··· WORKING DATA

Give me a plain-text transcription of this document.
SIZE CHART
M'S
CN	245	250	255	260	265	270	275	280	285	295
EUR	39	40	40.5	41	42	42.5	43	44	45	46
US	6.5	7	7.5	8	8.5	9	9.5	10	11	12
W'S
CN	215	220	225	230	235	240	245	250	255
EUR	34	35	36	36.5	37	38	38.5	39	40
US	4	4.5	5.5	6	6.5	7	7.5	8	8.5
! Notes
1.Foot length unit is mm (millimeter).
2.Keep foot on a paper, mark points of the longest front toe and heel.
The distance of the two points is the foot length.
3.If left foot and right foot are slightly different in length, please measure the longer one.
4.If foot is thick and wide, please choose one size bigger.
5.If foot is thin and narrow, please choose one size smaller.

······

__WHAT THE TASK ASKS__
Determine how many lines of the listing above hold the word "length". Report that number without anything else.

__EXPECTED ANSWER__
3